# [STORED ROWS]
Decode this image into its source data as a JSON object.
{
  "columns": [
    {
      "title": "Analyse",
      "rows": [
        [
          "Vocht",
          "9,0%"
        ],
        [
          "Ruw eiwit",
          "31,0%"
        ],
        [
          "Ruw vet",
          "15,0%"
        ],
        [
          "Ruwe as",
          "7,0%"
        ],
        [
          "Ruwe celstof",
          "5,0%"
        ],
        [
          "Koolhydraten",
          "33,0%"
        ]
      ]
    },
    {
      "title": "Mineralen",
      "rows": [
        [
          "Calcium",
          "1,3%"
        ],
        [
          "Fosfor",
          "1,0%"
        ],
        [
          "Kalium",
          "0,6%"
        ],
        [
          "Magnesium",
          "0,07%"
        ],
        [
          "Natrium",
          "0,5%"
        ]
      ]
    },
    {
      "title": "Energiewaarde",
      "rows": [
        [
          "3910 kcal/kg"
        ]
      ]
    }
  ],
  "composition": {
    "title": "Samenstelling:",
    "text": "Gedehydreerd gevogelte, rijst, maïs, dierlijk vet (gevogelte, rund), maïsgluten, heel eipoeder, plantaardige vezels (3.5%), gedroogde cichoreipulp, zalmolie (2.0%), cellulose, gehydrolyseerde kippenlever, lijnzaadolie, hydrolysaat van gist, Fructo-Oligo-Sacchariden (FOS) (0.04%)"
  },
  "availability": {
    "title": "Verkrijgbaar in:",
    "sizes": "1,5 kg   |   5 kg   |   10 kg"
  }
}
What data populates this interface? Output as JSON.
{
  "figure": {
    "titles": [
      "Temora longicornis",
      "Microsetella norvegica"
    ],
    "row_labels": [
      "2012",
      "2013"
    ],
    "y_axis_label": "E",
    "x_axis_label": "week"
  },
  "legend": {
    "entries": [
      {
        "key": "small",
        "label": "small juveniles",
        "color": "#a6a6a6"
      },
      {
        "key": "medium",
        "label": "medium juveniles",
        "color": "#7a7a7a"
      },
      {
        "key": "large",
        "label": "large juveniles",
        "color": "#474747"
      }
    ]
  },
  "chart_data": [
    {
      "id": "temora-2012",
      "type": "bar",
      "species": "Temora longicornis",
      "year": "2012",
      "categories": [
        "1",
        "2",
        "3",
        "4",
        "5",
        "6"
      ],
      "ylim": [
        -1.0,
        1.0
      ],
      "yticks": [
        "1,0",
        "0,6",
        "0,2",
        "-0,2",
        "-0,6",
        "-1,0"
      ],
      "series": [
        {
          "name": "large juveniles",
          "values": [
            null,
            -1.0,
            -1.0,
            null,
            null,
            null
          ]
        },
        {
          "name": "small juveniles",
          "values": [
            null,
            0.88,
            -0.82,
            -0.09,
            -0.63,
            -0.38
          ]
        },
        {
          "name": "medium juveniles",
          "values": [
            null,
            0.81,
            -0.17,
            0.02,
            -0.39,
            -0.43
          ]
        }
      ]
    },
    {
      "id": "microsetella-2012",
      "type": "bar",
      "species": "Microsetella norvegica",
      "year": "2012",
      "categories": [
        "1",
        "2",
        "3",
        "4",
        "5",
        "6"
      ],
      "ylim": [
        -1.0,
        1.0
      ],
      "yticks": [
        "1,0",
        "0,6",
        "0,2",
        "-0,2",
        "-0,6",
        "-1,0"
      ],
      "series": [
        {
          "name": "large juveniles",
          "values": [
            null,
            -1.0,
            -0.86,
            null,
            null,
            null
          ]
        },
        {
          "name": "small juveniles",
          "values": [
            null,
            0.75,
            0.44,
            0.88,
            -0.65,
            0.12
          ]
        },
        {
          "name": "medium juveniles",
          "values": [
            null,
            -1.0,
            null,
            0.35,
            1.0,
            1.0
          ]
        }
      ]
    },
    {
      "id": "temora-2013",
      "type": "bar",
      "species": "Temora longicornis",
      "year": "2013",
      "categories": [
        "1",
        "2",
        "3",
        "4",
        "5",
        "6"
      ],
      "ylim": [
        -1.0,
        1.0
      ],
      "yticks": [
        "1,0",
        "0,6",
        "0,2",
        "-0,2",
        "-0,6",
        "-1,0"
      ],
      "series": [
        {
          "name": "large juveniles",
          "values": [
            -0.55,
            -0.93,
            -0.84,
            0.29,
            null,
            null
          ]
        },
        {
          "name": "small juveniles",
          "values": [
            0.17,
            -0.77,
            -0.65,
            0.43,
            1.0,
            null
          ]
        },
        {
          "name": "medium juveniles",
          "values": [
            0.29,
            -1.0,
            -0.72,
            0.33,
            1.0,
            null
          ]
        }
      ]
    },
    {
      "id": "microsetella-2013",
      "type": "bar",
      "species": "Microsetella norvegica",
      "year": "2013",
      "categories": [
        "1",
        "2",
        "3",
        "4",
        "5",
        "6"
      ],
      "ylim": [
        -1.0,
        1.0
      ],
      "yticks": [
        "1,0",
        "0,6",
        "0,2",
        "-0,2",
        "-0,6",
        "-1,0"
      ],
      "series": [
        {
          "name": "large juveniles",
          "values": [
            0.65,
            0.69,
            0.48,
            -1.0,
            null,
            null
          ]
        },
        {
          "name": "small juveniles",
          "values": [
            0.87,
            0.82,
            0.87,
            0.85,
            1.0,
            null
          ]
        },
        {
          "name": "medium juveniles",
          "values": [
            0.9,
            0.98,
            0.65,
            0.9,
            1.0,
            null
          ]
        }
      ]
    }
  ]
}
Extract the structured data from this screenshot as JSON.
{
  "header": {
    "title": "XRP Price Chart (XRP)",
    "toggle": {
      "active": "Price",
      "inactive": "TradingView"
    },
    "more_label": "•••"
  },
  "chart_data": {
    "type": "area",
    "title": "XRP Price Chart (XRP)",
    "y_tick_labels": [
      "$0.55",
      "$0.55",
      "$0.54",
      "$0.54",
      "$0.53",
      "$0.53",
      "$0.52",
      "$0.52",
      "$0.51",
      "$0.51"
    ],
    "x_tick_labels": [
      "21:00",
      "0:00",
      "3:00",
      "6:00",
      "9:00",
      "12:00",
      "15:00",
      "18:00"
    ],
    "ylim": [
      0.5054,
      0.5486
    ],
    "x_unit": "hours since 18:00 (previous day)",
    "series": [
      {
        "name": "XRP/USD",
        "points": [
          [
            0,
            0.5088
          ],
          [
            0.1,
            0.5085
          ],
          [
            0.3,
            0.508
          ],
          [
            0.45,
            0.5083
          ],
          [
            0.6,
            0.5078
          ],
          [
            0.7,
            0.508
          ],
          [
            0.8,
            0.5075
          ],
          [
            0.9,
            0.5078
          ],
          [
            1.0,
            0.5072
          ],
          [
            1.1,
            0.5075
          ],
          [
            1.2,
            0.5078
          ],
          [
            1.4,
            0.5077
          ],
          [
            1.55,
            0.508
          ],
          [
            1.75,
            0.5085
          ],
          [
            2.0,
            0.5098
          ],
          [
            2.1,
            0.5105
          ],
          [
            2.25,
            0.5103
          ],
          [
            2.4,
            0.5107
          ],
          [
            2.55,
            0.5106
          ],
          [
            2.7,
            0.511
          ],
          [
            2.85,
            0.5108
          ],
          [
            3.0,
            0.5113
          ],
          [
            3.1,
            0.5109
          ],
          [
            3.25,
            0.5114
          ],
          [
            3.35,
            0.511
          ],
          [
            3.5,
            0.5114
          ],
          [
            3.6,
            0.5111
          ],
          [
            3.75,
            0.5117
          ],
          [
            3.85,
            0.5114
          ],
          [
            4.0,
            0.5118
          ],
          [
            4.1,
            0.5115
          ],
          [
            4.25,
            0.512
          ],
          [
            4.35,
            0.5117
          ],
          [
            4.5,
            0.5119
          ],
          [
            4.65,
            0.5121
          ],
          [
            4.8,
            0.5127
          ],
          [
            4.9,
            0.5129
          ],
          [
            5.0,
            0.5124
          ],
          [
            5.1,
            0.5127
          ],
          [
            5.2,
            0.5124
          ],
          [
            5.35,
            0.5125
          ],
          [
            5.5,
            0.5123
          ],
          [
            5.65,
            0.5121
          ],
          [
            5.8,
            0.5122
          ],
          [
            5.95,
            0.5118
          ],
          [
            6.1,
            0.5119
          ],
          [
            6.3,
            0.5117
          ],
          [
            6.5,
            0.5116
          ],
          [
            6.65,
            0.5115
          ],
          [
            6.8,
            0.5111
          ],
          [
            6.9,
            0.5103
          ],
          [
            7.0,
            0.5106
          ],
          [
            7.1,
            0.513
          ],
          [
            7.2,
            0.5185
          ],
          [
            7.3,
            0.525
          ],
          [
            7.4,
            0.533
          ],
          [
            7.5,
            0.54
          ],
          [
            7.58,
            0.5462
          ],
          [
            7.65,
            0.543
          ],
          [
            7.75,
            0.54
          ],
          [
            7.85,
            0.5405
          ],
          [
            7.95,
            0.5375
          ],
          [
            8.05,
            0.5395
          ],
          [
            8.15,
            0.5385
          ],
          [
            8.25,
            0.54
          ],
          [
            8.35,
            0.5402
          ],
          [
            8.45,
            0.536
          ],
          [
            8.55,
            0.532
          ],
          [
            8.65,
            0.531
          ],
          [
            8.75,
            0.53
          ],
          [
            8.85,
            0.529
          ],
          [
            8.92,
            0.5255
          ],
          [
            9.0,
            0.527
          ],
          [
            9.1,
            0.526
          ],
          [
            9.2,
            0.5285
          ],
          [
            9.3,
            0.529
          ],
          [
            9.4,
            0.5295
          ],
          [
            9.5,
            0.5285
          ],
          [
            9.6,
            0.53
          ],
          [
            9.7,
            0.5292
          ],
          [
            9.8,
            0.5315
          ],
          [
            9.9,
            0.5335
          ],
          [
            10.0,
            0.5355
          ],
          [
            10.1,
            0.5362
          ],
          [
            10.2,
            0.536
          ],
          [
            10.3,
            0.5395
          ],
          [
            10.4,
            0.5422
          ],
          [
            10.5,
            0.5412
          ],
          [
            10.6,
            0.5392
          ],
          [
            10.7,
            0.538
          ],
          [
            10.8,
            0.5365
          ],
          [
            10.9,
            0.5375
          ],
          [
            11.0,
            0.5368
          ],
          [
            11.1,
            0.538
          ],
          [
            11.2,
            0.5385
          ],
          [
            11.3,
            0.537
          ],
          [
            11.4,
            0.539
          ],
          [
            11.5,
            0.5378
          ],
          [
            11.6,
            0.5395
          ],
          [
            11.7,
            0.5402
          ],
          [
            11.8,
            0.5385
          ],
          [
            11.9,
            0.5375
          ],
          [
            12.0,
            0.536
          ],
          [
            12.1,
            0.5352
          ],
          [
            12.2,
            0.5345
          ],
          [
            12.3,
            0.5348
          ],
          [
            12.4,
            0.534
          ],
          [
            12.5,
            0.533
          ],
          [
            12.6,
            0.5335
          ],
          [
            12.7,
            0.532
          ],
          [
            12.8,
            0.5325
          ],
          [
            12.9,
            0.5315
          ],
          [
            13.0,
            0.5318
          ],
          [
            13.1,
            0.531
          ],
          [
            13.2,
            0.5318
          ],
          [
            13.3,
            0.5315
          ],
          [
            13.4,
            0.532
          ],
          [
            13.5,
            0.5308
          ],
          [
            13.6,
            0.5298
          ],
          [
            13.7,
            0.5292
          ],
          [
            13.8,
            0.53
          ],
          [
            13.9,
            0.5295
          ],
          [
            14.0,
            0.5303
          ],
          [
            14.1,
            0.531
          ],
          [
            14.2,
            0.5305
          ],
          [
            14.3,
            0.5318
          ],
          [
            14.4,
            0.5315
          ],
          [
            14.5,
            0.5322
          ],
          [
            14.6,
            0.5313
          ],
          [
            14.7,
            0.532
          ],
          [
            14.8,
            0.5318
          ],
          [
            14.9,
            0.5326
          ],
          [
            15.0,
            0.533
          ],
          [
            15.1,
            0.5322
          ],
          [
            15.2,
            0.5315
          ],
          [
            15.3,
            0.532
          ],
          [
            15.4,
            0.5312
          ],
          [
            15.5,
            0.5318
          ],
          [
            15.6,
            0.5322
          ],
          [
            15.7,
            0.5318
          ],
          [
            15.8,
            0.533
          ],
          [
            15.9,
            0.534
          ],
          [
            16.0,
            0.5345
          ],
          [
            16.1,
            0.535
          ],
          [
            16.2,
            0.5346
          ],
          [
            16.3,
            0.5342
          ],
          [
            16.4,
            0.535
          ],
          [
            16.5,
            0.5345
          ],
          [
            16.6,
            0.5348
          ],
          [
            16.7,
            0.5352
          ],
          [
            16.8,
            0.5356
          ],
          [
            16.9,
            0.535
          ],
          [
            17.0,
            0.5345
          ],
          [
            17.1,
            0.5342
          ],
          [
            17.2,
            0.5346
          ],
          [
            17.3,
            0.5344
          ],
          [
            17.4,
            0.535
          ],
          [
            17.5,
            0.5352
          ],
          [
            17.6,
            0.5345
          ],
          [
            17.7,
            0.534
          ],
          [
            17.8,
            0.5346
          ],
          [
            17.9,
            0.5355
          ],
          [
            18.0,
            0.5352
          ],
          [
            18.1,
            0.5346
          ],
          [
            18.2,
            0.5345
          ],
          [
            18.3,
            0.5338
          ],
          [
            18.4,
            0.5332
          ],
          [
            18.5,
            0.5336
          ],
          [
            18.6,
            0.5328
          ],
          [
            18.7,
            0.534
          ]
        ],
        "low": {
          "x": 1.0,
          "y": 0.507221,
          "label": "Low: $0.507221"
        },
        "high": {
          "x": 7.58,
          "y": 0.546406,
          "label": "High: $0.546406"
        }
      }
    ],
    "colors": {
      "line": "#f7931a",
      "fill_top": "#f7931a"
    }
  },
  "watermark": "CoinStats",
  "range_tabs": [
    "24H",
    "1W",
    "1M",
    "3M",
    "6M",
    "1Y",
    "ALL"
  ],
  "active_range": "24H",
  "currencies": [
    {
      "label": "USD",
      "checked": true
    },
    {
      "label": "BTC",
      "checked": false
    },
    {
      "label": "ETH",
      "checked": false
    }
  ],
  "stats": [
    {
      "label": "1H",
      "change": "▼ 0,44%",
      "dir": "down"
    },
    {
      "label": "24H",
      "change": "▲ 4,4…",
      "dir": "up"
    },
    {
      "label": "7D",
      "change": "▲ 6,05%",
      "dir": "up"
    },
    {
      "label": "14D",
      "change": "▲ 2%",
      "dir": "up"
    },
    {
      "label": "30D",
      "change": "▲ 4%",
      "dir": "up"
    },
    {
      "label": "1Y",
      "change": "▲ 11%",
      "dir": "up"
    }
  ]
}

# [YOUR OBJECTIVE]
Among the lines of the listing, how many hold the string "change"? Respond with only the number.

# [RESULT OF THIS TASK]
6